**BRIEF:**
Set each record down exactly, excluding all images.

**ENTRIES SUPPLIED:**
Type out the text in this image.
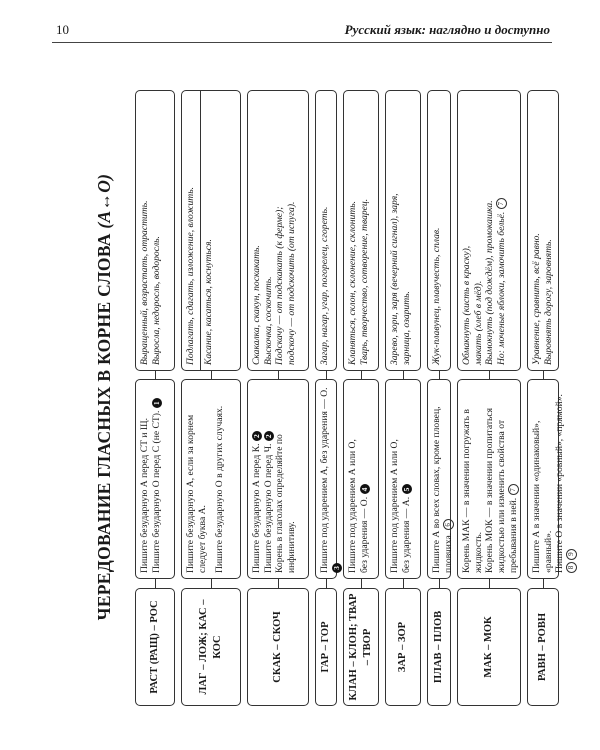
10	Русский язык: наглядно и доступно
ЧЕРЕДОВАНИЕ ГЛАСНЫХ В КОРНЕ СЛОВА (А↔О)
РАСТ (РАЩ) – РОС
Пишите безударную А перед СТ и Щ. Пишите безударную О перед С (не СТ). 1
Выращенный, возрастать, отрастить. Выросла, недоросль, водоросль.
ЛАГ – ЛОЖ; КАС – КОС
Пишите безударную А, если за корнем следует буква А. Пишите безударную О в других случаях.
Подлагать, сдагать, изложение, вложить. Касание, касаться, коснуться.
СКАК – СКОЧ
Пишите безударную А перед К. 2
Пишите безударную О перед Ч. 2 Корень в глаголах определяйте по инфинитиву.
Скакалка, скакун, поскакать. Выскочка, соскочить. Подскачу — от подскакать (к ферме); подскочу — от подскочить (от испуга).
ГАР – ГОР
Пишите под ударением А, без ударения — О. 3
Загар, нагар, угар, погорелец, сгореть.
КЛАН – КЛОН; ТВАР – ТВОР
Пишите под ударением А или О, без ударения — О. 4
Кланяться, склон, склонение, склонить. Тварь, творчество, сотворение, тварец.
ЗАР – ЗОР
Пишите под ударением А или О, без ударения — А. 5
Зарево, зори, заря (вечерний сигнал), заря, зарница, озарить.
ПЛАВ – ПЛОВ
Пишите А во всех словах, кроме пловец, пловчиха. 6
Жук-плавунец, плавучесть, сплав.
МАК – МОК
Корень МАК — в значении погружать в жидкость. Корень МОК — в значении пропитаться жидкостью или изменить свойства от пребывания в ней. 7
Обмакнуть (кисть в краску), макать (хлеб в мёд). Вымокнуть (под дождём), промокашка. Но: моченые яблоки, замочить бельё. 7
РАВН – РОВН
Пишите А в значении «одинаковый», «равный». Пишите О в значении «ровный», «прямой». 8 9
Уравнение, сравнить, всё равно. Выровнять дорогу, заровнять.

**EXERCISE RESPONSE:**
Type out the text in this image.
10	Русский язык: наглядно и доступно
ЧЕРЕДОВАНИЕ ГЛАСНЫХ В КОРНЕ СЛОВА (А↔О)
РАСТ (РАЩ) – РОС
Пишите безударную А перед СТ и Щ. Пишите безударную О перед С (не СТ). 1
Выращенный, возрастать, отрастить. Выросла, недоросль, водоросль.
ЛАГ – ЛОЖ; КАС – КОС
Пишите безударную А, если за корнем следует буква А. Пишите безударную О в других случаях.
Подлагать, сдагать, изложение, вложить. Касание, касаться, коснуться.
СКАК – СКОЧ
Пишите безударную А перед К. 2
Пишите безударную О перед Ч. 2 Корень в глаголах определяйте по инфинитиву.
Скакалка, скакун, поскакать. Выскочка, соскочить. Подскачу — от подскакать (к ферме); подскочу — от подскочить (от испуга).
ГАР – ГОР
Пишите под ударением А, без ударения — О. 3
Загар, нагар, угар, погорелец, сгореть.
КЛАН – КЛОН; ТВАР – ТВОР
Пишите под ударением А или О, без ударения — О. 4
Кланяться, склон, склонение, склонить. Тварь, творчество, сотворение, тварец.
ЗАР – ЗОР
Пишите под ударением А или О, без ударения — А. 5
Зарево, зори, заря (вечерний сигнал), заря, зарница, озарить.
ПЛАВ – ПЛОВ
Пишите А во всех словах, кроме пловец, пловчиха. 6
Жук-плавунец, плавучесть, сплав.
МАК – МОК
Корень МАК — в значении погружать в жидкость. Корень МОК — в значении пропитаться жидкостью или изменить свойства от пребывания в ней. 7
Обмакнуть (кисть в краску), макать (хлеб в мёд). Вымокнуть (под дождём), промокашка. Но: моченые яблоки, замочить бельё. 7
РАВН – РОВН
Пишите А в значении «одинаковый», «равный». Пишите О в значении «ровный», «прямой». 8 9
Уравнение, сравнить, всё равно. Выровнять дорогу, заровнять.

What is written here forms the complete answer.